** start DATASET EXCERPTS **

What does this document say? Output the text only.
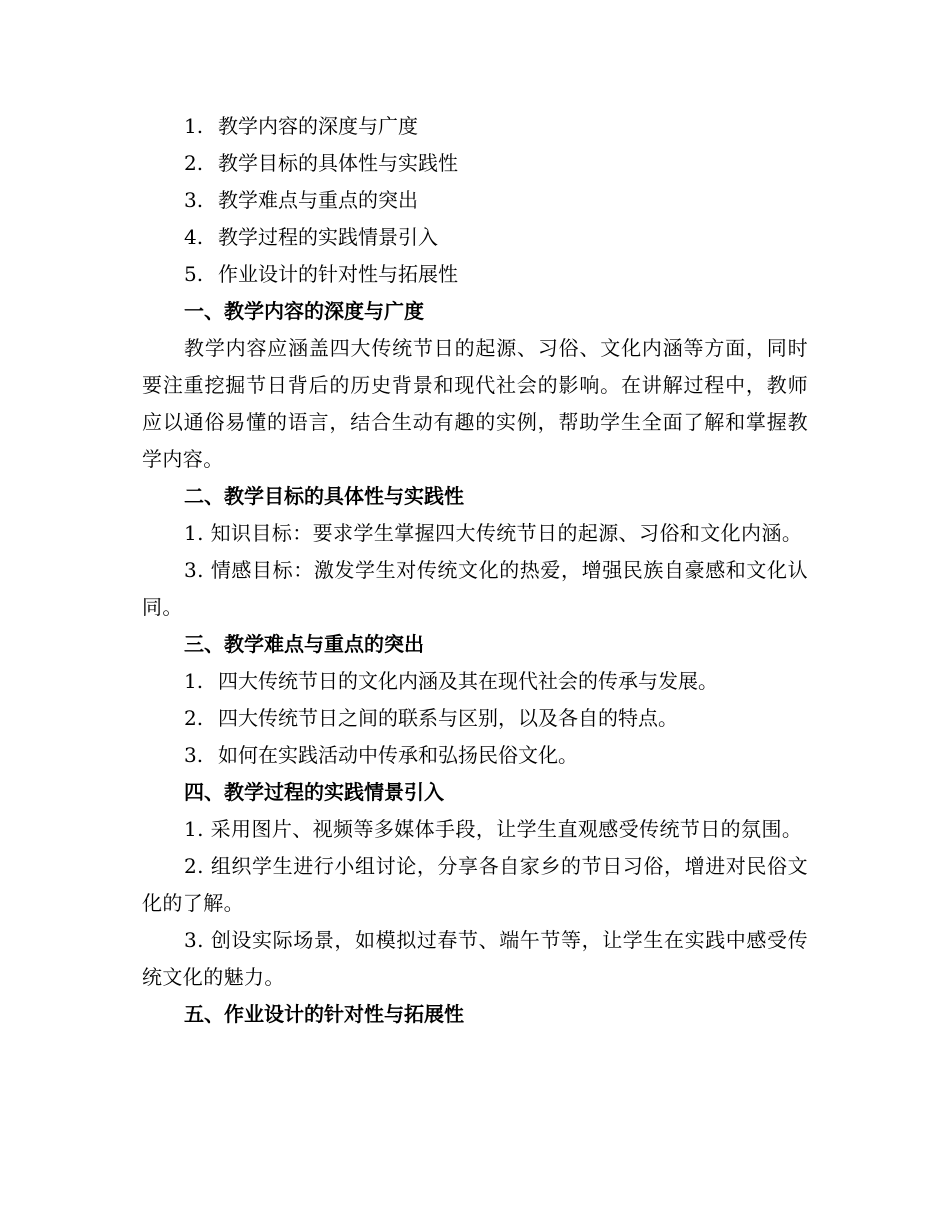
1. 教学内容的深度与广度
2. 教学目标的具体性与实践性
3. 教学难点与重点的突出
4. 教学过程的实践情景引入
5. 作业设计的针对性与拓展性
一、教学内容的深度与广度
教学内容应涵盖四大传统节日的起源、习俗、文化内涵等方面，同时要注重挖掘节日背后的历史背景和现代社会的影响。在讲解过程中，教师应以通俗易懂的语言，结合生动有趣的实例，帮助学生全面了解和掌握教学内容。
二、教学目标的具体性与实践性
1. 知识目标：要求学生掌握四大传统节日的起源、习俗和文化内涵。
3. 情感目标：激发学生对传统文化的热爱，增强民族自豪感和文化认同。
三、教学难点与重点的突出
1. 四大传统节日的文化内涵及其在现代社会的传承与发展。
2. 四大传统节日之间的联系与区别，以及各自的特点。
3. 如何在实践活动中传承和弘扬民俗文化。
四、教学过程的实践情景引入
1. 采用图片、视频等多媒体手段，让学生直观感受传统节日的氛围。
2. 组织学生进行小组讨论，分享各自家乡的节日习俗，增进对民俗文化的了解。
3. 创设实际场景，如模拟过春节、端午节等，让学生在实践中感受传统文化的魅力。
五、作业设计的针对性与拓展性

** end DATASET EXCERPTS **

DO THIS |
Pictures are excluded; copy every other part of the records exactly.

WORKED ANSWER |
What does this document say? Output the text only.
1. 教学内容的深度与广度
2. 教学目标的具体性与实践性
3. 教学难点与重点的突出
4. 教学过程的实践情景引入
5. 作业设计的针对性与拓展性
一、教学内容的深度与广度
教学内容应涵盖四大传统节日的起源、习俗、文化内涵等方面，同时要注重挖掘节日背后的历史背景和现代社会的影响。在讲解过程中，教师应以通俗易懂的语言，结合生动有趣的实例，帮助学生全面了解和掌握教学内容。
二、教学目标的具体性与实践性
1. 知识目标：要求学生掌握四大传统节日的起源、习俗和文化内涵。
3. 情感目标：激发学生对传统文化的热爱，增强民族自豪感和文化认同。
三、教学难点与重点的突出
1. 四大传统节日的文化内涵及其在现代社会的传承与发展。
2. 四大传统节日之间的联系与区别，以及各自的特点。
3. 如何在实践活动中传承和弘扬民俗文化。
四、教学过程的实践情景引入
1. 采用图片、视频等多媒体手段，让学生直观感受传统节日的氛围。
2. 组织学生进行小组讨论，分享各自家乡的节日习俗，增进对民俗文化的了解。
3. 创设实际场景，如模拟过春节、端午节等，让学生在实践中感受传统文化的魅力。
五、作业设计的针对性与拓展性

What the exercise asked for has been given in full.